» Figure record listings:
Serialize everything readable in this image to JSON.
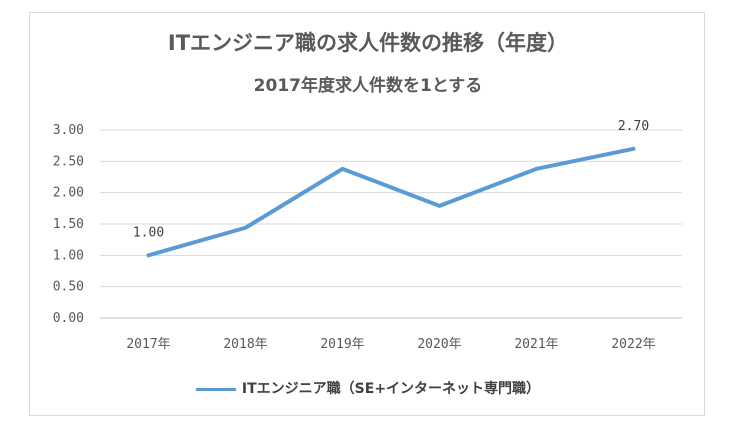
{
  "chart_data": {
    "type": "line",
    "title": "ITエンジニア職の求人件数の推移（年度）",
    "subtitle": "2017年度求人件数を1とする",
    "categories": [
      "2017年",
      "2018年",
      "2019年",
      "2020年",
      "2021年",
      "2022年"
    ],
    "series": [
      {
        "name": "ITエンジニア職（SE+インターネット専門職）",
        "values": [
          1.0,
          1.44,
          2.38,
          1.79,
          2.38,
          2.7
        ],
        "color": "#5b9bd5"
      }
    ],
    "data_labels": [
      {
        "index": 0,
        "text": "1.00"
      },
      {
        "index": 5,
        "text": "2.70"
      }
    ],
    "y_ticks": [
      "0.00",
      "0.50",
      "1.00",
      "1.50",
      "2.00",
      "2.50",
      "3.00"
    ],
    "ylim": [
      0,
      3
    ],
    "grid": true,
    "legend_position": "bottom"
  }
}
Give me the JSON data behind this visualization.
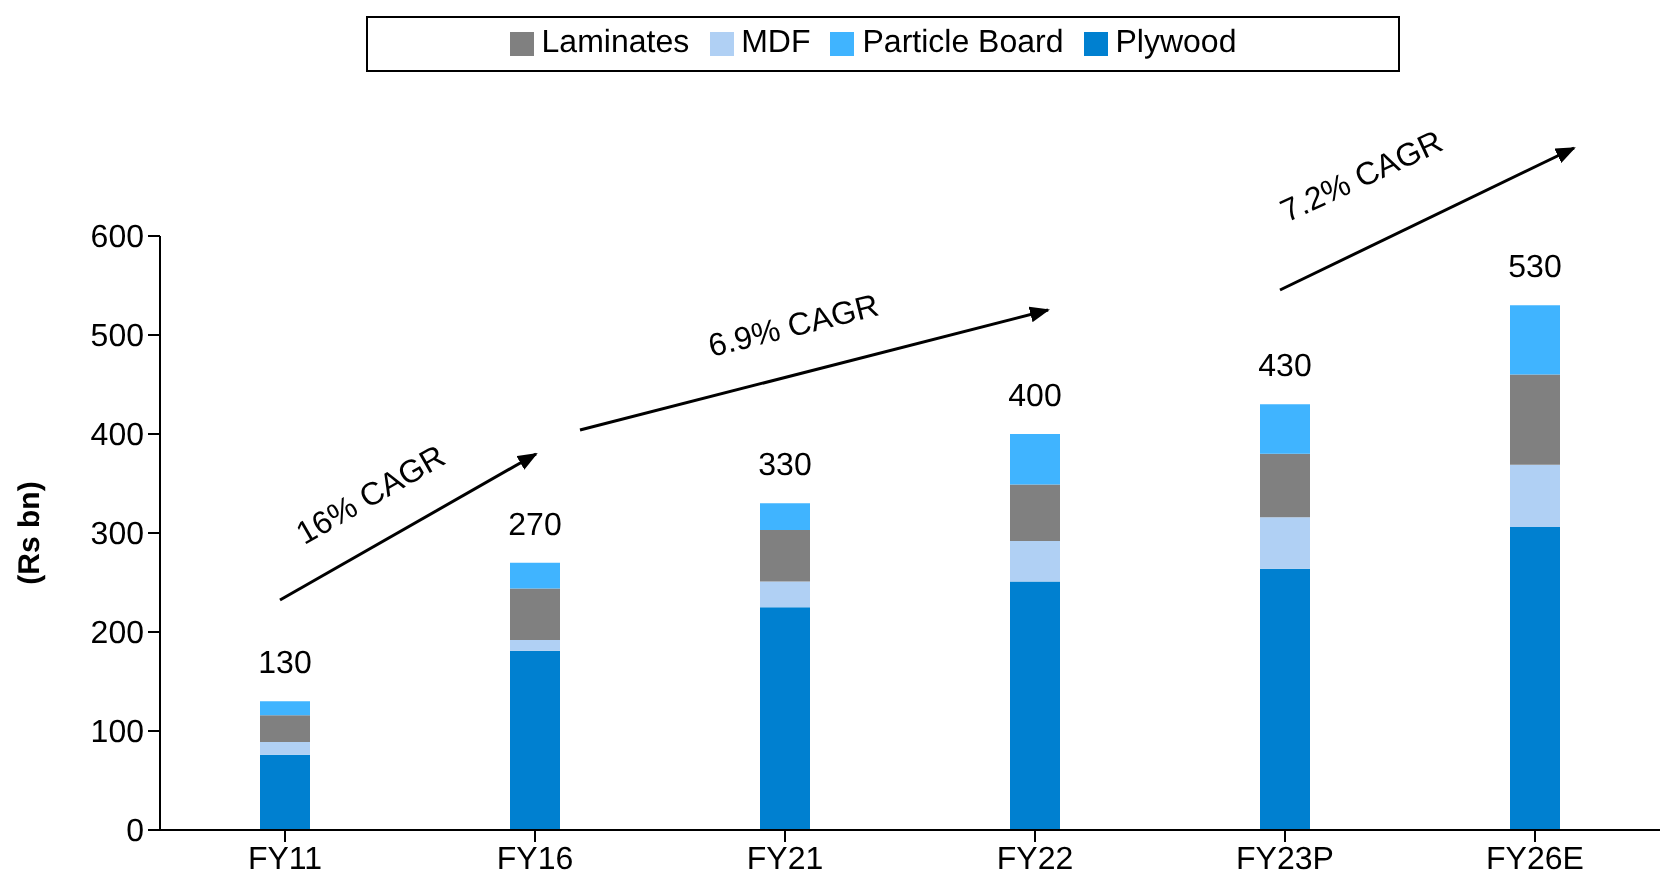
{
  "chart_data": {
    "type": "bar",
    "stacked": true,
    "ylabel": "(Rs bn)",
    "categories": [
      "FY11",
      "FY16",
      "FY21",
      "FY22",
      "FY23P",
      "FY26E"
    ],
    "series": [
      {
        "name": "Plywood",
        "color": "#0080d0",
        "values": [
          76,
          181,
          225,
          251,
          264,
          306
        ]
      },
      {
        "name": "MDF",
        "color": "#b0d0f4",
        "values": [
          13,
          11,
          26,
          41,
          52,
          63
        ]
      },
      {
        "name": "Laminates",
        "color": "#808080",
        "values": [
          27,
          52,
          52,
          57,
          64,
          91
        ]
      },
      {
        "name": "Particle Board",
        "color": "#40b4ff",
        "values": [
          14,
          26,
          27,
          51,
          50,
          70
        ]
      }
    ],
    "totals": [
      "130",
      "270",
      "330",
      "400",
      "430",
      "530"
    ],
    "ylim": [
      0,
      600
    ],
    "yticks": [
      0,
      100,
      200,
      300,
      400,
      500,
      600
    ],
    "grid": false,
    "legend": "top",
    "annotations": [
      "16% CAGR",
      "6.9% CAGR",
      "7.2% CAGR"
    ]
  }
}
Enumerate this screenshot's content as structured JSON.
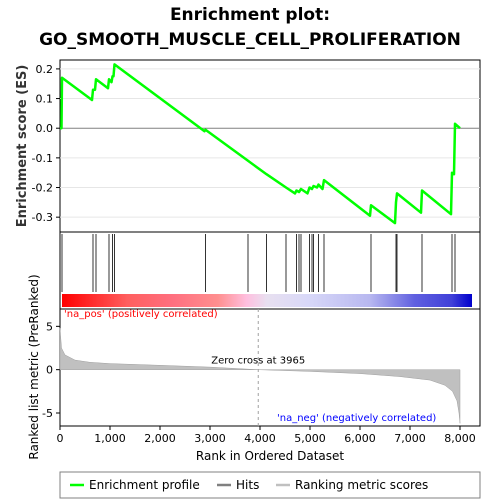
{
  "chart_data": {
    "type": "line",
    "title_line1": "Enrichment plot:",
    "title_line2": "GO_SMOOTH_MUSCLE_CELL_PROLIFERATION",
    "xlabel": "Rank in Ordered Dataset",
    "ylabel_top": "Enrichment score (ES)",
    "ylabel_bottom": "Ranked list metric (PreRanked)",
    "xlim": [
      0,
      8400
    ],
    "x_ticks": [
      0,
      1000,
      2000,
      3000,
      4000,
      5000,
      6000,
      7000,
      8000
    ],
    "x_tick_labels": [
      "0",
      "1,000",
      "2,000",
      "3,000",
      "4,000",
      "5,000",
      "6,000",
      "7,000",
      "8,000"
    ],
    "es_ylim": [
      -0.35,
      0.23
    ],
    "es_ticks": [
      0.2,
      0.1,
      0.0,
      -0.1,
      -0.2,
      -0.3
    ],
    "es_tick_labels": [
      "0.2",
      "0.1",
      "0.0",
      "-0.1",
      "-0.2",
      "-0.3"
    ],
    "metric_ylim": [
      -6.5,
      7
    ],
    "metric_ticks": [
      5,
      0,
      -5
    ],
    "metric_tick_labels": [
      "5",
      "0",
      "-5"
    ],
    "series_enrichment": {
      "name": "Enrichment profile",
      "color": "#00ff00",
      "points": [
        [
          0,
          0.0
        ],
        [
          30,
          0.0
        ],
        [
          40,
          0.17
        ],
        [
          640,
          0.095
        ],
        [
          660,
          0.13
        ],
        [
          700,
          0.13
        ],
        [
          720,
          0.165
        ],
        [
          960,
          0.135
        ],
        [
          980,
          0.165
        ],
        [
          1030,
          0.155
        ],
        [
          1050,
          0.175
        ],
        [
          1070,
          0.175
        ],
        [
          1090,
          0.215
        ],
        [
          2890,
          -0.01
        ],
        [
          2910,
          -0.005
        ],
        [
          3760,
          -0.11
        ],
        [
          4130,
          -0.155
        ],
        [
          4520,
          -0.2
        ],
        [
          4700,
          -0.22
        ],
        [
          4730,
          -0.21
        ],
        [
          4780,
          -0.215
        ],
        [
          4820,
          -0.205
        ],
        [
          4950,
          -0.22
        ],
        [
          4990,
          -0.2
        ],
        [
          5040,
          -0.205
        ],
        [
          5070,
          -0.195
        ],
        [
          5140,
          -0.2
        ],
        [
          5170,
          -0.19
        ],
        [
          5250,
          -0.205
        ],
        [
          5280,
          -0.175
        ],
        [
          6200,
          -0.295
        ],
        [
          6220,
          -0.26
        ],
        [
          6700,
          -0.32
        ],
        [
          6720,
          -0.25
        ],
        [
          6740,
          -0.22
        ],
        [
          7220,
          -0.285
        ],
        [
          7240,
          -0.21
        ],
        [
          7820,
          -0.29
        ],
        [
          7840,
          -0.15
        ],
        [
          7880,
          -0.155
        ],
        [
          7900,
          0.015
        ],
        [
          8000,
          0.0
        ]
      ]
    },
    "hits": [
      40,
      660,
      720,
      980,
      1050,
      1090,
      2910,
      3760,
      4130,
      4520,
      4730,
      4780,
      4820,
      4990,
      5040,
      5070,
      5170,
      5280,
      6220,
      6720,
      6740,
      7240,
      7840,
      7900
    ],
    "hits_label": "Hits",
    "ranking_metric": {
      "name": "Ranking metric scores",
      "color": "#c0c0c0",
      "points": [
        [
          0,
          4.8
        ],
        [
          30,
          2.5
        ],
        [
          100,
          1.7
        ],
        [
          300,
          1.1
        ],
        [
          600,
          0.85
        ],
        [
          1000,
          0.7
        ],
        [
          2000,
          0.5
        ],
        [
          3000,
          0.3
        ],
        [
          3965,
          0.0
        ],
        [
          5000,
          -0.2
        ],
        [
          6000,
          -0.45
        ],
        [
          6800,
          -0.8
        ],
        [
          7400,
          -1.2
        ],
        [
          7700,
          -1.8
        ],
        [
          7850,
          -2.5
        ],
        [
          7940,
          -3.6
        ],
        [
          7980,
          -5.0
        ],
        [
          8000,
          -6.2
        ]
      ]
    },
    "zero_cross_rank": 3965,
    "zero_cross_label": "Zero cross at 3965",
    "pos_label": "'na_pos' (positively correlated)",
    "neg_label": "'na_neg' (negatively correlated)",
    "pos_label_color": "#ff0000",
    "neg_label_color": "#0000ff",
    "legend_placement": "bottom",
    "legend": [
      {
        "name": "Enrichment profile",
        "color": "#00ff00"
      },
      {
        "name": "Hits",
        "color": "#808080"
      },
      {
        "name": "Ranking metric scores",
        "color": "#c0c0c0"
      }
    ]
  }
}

» Written task:
Locate all lines that include the word "profile" and copy them out.

» Exercise answer:
      "name": "Enrichment profile",
        "name": "Enrichment profile",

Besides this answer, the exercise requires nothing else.